Do this
Pull out every line from the listing that has the word "Encuesta".

Exercise inputs
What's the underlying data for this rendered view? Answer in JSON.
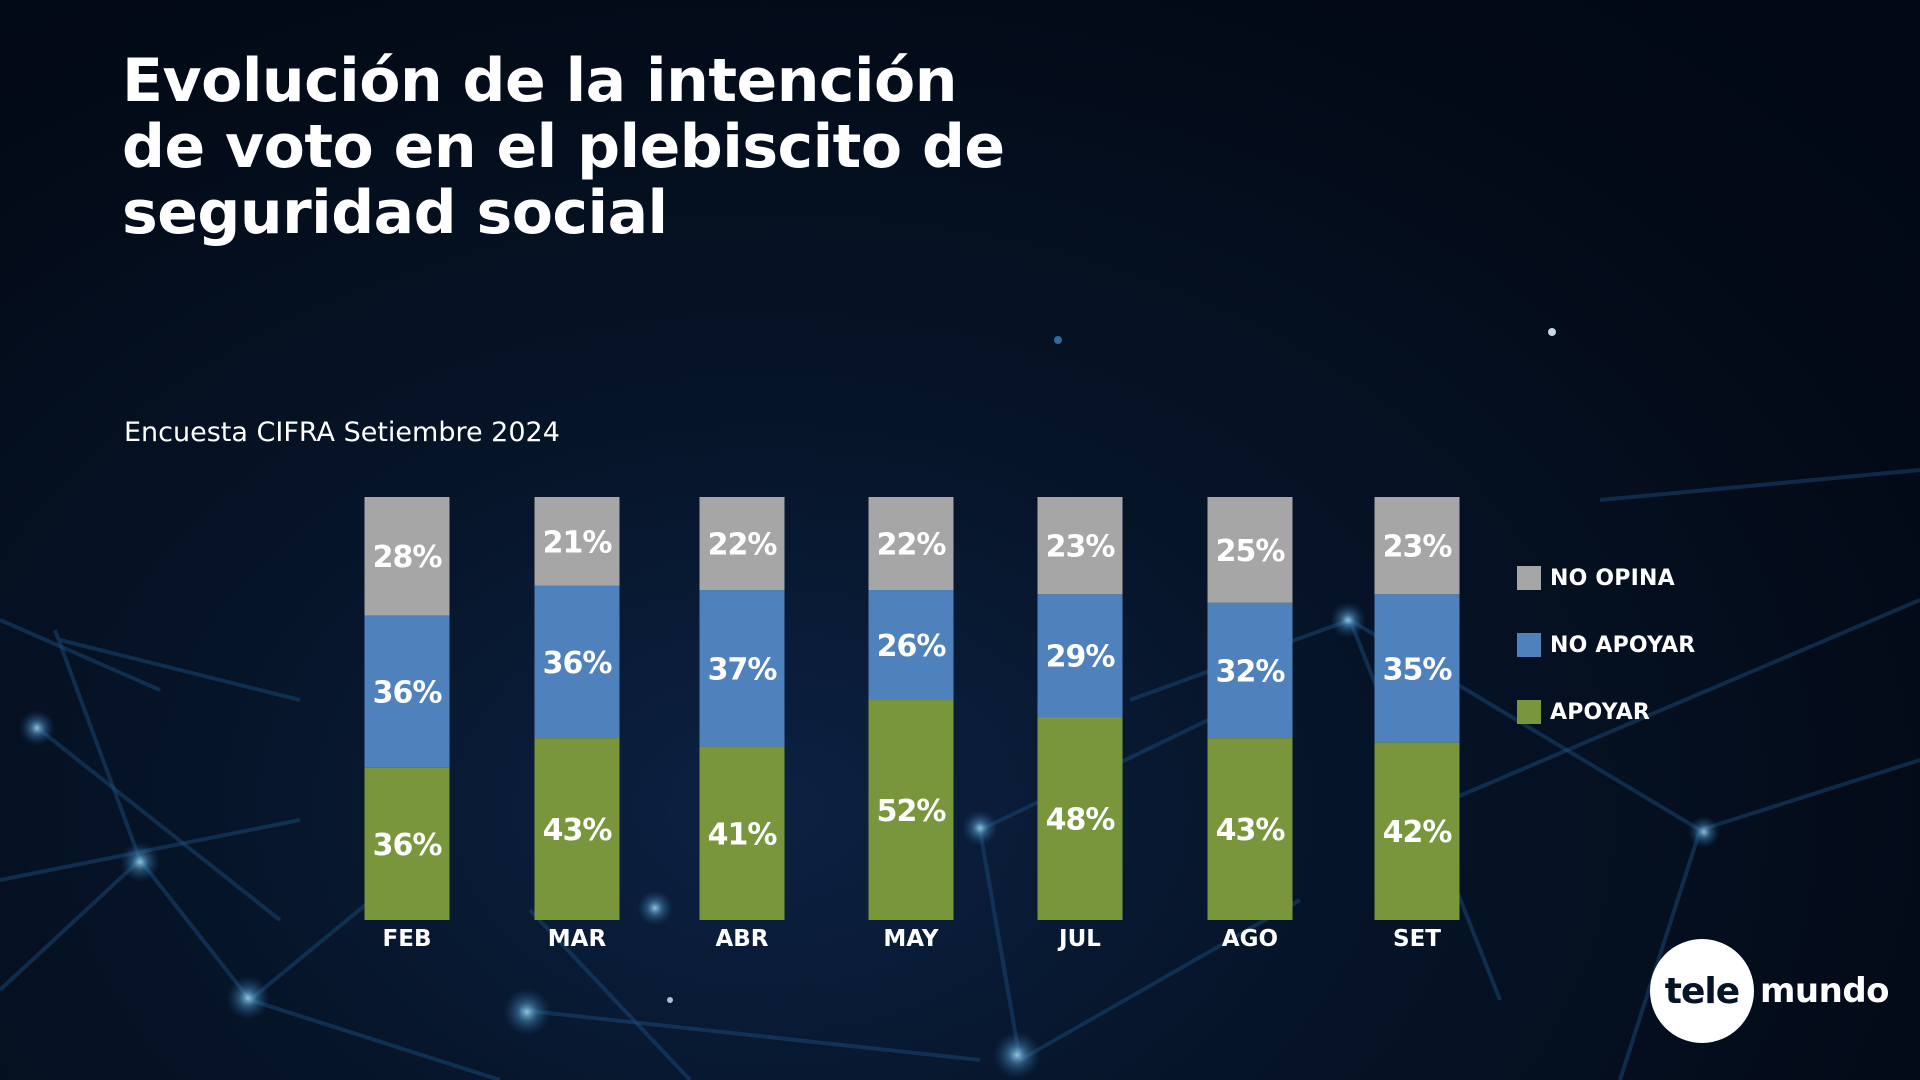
{
  "header": {
    "title": "Evolución de la intención de voto en el plebiscito de seguridad social",
    "subtitle": "Encuesta CIFRA Setiembre 2024"
  },
  "legend": [
    {
      "label": "NO OPINA",
      "color": "#a6a6a6"
    },
    {
      "label": "NO APOYAR",
      "color": "#4f81bd"
    },
    {
      "label": "APOYAR",
      "color": "#7a963d"
    }
  ],
  "logo": {
    "part1": "tele",
    "part2": "mundo"
  },
  "chart_data": {
    "type": "bar",
    "stacked": true,
    "title": "Evolución de la intención de voto en el plebiscito de seguridad social",
    "subtitle": "Encuesta CIFRA Setiembre 2024",
    "xlabel": "",
    "ylabel": "",
    "ylim": [
      0,
      100
    ],
    "grid": false,
    "legend_position": "right",
    "categories": [
      "FEB",
      "MAR",
      "ABR",
      "MAY",
      "JUL",
      "AGO",
      "SET"
    ],
    "series": [
      {
        "name": "APOYAR",
        "color": "#7a963d",
        "values": [
          36,
          43,
          41,
          52,
          48,
          43,
          42
        ]
      },
      {
        "name": "NO APOYAR",
        "color": "#4f81bd",
        "values": [
          36,
          36,
          37,
          26,
          29,
          32,
          35
        ]
      },
      {
        "name": "NO OPINA",
        "color": "#a6a6a6",
        "values": [
          28,
          21,
          22,
          22,
          23,
          25,
          23
        ]
      }
    ],
    "value_suffix": "%"
  }
}
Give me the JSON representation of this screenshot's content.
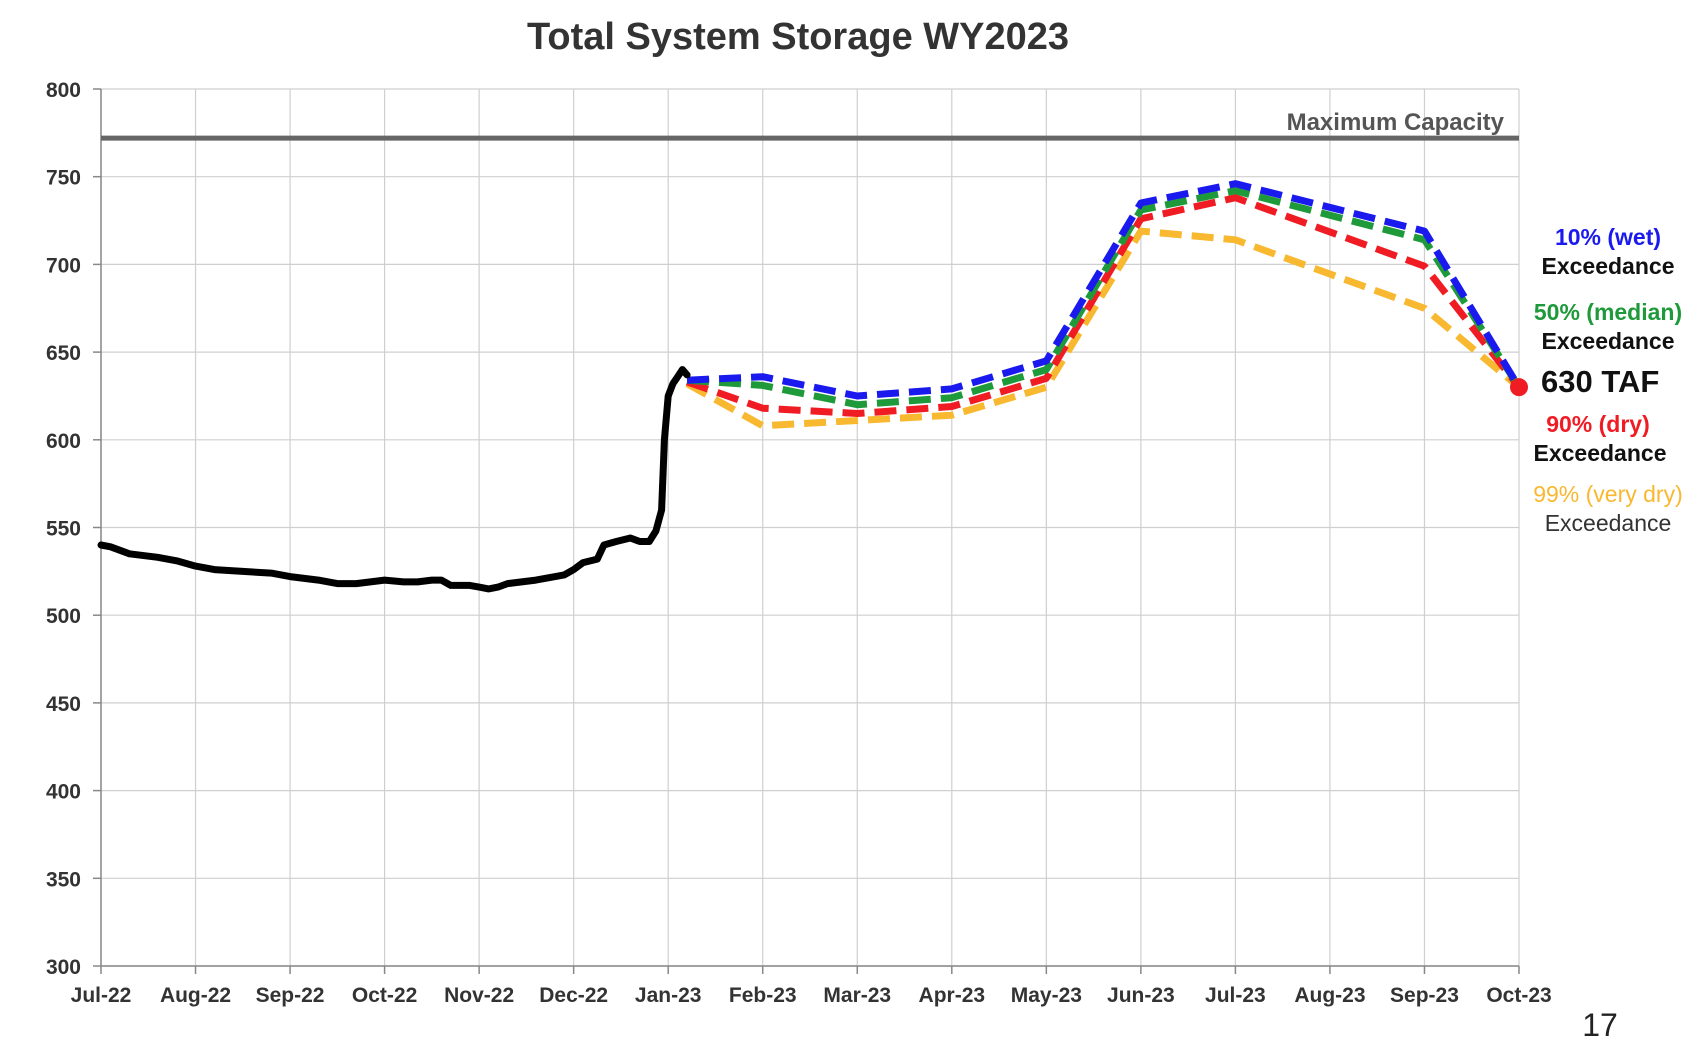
{
  "chart_data": {
    "type": "line",
    "title": "Total System Storage WY2023",
    "xlabel": "",
    "ylabel": "",
    "ylim": [
      300,
      800
    ],
    "yticks": [
      300,
      350,
      400,
      450,
      500,
      550,
      600,
      650,
      700,
      750,
      800
    ],
    "x_categories": [
      "Jul-22",
      "Aug-22",
      "Sep-22",
      "Oct-22",
      "Nov-22",
      "Dec-22",
      "Jan-23",
      "Feb-23",
      "Mar-23",
      "Apr-23",
      "May-23",
      "Jun-23",
      "Jul-23",
      "Aug-23",
      "Sep-23",
      "Oct-23"
    ],
    "grid": true,
    "max_capacity": {
      "label": "Maximum Capacity",
      "value": 772,
      "color": "#666666"
    },
    "observed": {
      "color": "#000000",
      "points": [
        [
          0,
          540
        ],
        [
          0.1,
          539
        ],
        [
          0.3,
          535
        ],
        [
          0.6,
          533
        ],
        [
          0.8,
          531
        ],
        [
          1.0,
          528
        ],
        [
          1.2,
          526
        ],
        [
          1.5,
          525
        ],
        [
          1.8,
          524
        ],
        [
          2.0,
          522
        ],
        [
          2.3,
          520
        ],
        [
          2.5,
          518
        ],
        [
          2.7,
          518
        ],
        [
          2.85,
          519
        ],
        [
          3.0,
          520
        ],
        [
          3.2,
          519
        ],
        [
          3.35,
          519
        ],
        [
          3.5,
          520
        ],
        [
          3.6,
          520
        ],
        [
          3.7,
          517
        ],
        [
          3.9,
          517
        ],
        [
          4.0,
          516
        ],
        [
          4.1,
          515
        ],
        [
          4.2,
          516
        ],
        [
          4.3,
          518
        ],
        [
          4.6,
          520
        ],
        [
          4.9,
          523
        ],
        [
          5.0,
          526
        ],
        [
          5.1,
          530
        ],
        [
          5.25,
          532
        ],
        [
          5.32,
          540
        ],
        [
          5.45,
          542
        ],
        [
          5.6,
          544
        ],
        [
          5.7,
          542
        ],
        [
          5.8,
          542
        ],
        [
          5.87,
          548
        ],
        [
          5.93,
          560
        ],
        [
          5.96,
          600
        ],
        [
          6.0,
          625
        ],
        [
          6.05,
          632
        ],
        [
          6.1,
          636
        ],
        [
          6.15,
          640
        ],
        [
          6.2,
          637
        ]
      ]
    },
    "series": [
      {
        "name": "10% (wet)",
        "color": "#1a1aee",
        "x": [
          6.2,
          7,
          8,
          9,
          10,
          11,
          12,
          14,
          15
        ],
        "values": [
          634,
          636,
          625,
          629,
          645,
          735,
          746,
          719,
          630
        ]
      },
      {
        "name": "50% (median)",
        "color": "#1e9a3a",
        "x": [
          6.2,
          7,
          8,
          9,
          10,
          11,
          12,
          14,
          15
        ],
        "values": [
          634,
          631,
          620,
          624,
          640,
          731,
          742,
          714,
          630
        ]
      },
      {
        "name": "90% (dry)",
        "color": "#f01c24",
        "x": [
          6.2,
          7,
          8,
          9,
          10,
          11,
          12,
          14,
          15
        ],
        "values": [
          633,
          618,
          615,
          619,
          635,
          726,
          738,
          699,
          630
        ]
      },
      {
        "name": "99% (very dry)",
        "color": "#f8b830",
        "x": [
          6.2,
          7,
          8,
          9,
          10,
          11,
          12,
          14,
          15
        ],
        "values": [
          632,
          608,
          611,
          614,
          630,
          719,
          714,
          675,
          630
        ]
      }
    ],
    "legend_sub": "Exceedance",
    "end_point": {
      "label": "630 TAF",
      "value": 630,
      "color": "#f01c24"
    }
  },
  "page_number": "17"
}
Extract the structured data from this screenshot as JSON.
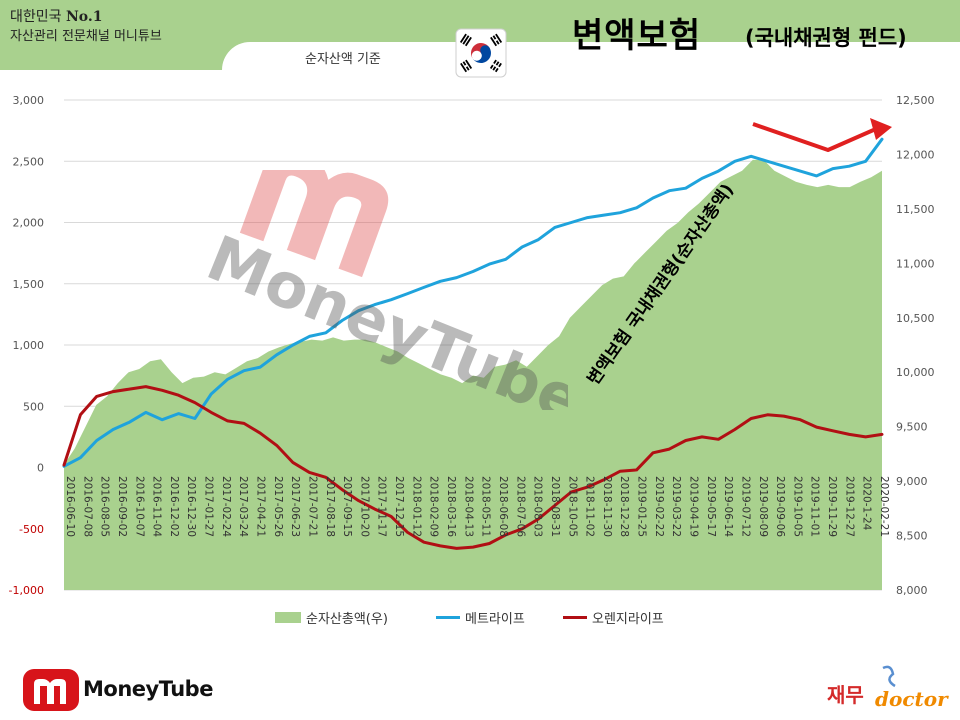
{
  "header": {
    "brand_line1_a": "대한민국 ",
    "brand_line1_b": "No.1",
    "brand_line2": "자산관리 전문채널 머니튜브",
    "basis": "순자산액 기준",
    "title": "변액보험",
    "subtitle": "(국내채권형 펀드)"
  },
  "footer": {
    "logo_text": "MoneyTube",
    "doctor_left": "재무",
    "doctor_right": "doctor"
  },
  "watermark_text": "MoneyTube",
  "colors": {
    "band": "#a9d18e",
    "area": "#a9d18e",
    "metlife": "#1fa3dc",
    "orange": "#b10f14",
    "arrow": "#e02020",
    "neg_tick": "#c00000"
  },
  "chart_data": {
    "type": "line",
    "ylim_left": [
      -1000,
      3000
    ],
    "ylim_right": [
      8000,
      12500
    ],
    "left_ticks": [
      3000,
      2500,
      2000,
      1500,
      1000,
      500,
      0,
      -500,
      -1000
    ],
    "right_ticks": [
      12500,
      12000,
      11500,
      11000,
      10500,
      10000,
      9500,
      9000,
      8500,
      8000
    ],
    "left_tick_labels": [
      "3,000",
      "2,500",
      "2,000",
      "1,500",
      "1,000",
      "500",
      "0",
      "-500",
      "-1,000"
    ],
    "right_tick_labels": [
      "12,500",
      "12,000",
      "11,500",
      "11,000",
      "10,500",
      "10,000",
      "9,500",
      "9,000",
      "8,500",
      "8,000"
    ],
    "x_labels": [
      "2016-06-10",
      "2016-07-08",
      "2016-08-05",
      "2016-09-02",
      "2016-10-07",
      "2016-11-04",
      "2016-12-02",
      "2016-12-30",
      "2017-01-27",
      "2017-02-24",
      "2017-03-24",
      "2017-04-21",
      "2017-05-26",
      "2017-06-23",
      "2017-07-21",
      "2017-08-18",
      "2017-09-15",
      "2017-10-20",
      "2017-11-17",
      "2017-12-15",
      "2018-01-12",
      "2018-02-09",
      "2018-03-16",
      "2018-04-13",
      "2018-05-11",
      "2018-06-08",
      "2018-07-06",
      "2018-08-03",
      "2018-08-31",
      "2018-10-05",
      "2018-11-02",
      "2018-11-30",
      "2018-12-28",
      "2019-01-25",
      "2019-02-22",
      "2019-03-22",
      "2019-04-19",
      "2019-05-17",
      "2019-06-14",
      "2019-07-12",
      "2019-08-09",
      "2019-09-06",
      "2019-10-05",
      "2019-11-01",
      "2019-11-29",
      "2019-12-27",
      "2020-1-24",
      "2020-02-21"
    ],
    "annotation": "변액보험 국내채권형(순자산총액)",
    "series": [
      {
        "name": "순자산총액(우)",
        "axis": "right",
        "type": "area",
        "values": [
          9150,
          9300,
          9500,
          9700,
          9780,
          9900,
          10000,
          10030,
          10100,
          10120,
          10000,
          9900,
          9950,
          9960,
          10000,
          9980,
          10040,
          10100,
          10130,
          10190,
          10230,
          10260,
          10280,
          10300,
          10290,
          10320,
          10290,
          10300,
          10300,
          10270,
          10230,
          10190,
          10130,
          10080,
          10030,
          9980,
          9950,
          9900,
          9970,
          9950,
          10050,
          10070,
          10110,
          10050,
          10150,
          10250,
          10330,
          10500,
          10600,
          10700,
          10800,
          10860,
          10880,
          11000,
          11100,
          11200,
          11300,
          11370,
          11470,
          11550,
          11650,
          11750,
          11800,
          11850,
          11950,
          11950,
          11850,
          11800,
          11750,
          11720,
          11700,
          11720,
          11700,
          11700,
          11750,
          11790,
          11850
        ]
      },
      {
        "name": "메트라이프",
        "axis": "left",
        "type": "line",
        "values": [
          10,
          80,
          220,
          310,
          370,
          450,
          390,
          440,
          400,
          600,
          720,
          790,
          820,
          920,
          1000,
          1070,
          1100,
          1200,
          1280,
          1330,
          1370,
          1420,
          1470,
          1520,
          1550,
          1600,
          1660,
          1700,
          1800,
          1860,
          1960,
          2000,
          2040,
          2060,
          2080,
          2120,
          2200,
          2260,
          2280,
          2360,
          2420,
          2500,
          2540,
          2500,
          2460,
          2420,
          2380,
          2440,
          2460,
          2500,
          2680
        ]
      },
      {
        "name": "오렌지라이프",
        "axis": "left",
        "type": "line",
        "values": [
          20,
          430,
          580,
          620,
          640,
          660,
          630,
          590,
          530,
          450,
          380,
          360,
          280,
          180,
          40,
          -40,
          -80,
          -180,
          -270,
          -340,
          -400,
          -530,
          -610,
          -640,
          -660,
          -650,
          -620,
          -550,
          -500,
          -420,
          -310,
          -200,
          -160,
          -100,
          -30,
          -20,
          120,
          150,
          220,
          250,
          230,
          310,
          400,
          430,
          420,
          390,
          330,
          300,
          270,
          250,
          270
        ]
      }
    ]
  }
}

Exercise result
    "subtitle": "Encuesta CIFRA Setiembre 2024"
    "subtitle": "Encuesta CIFRA Setiembre 2024",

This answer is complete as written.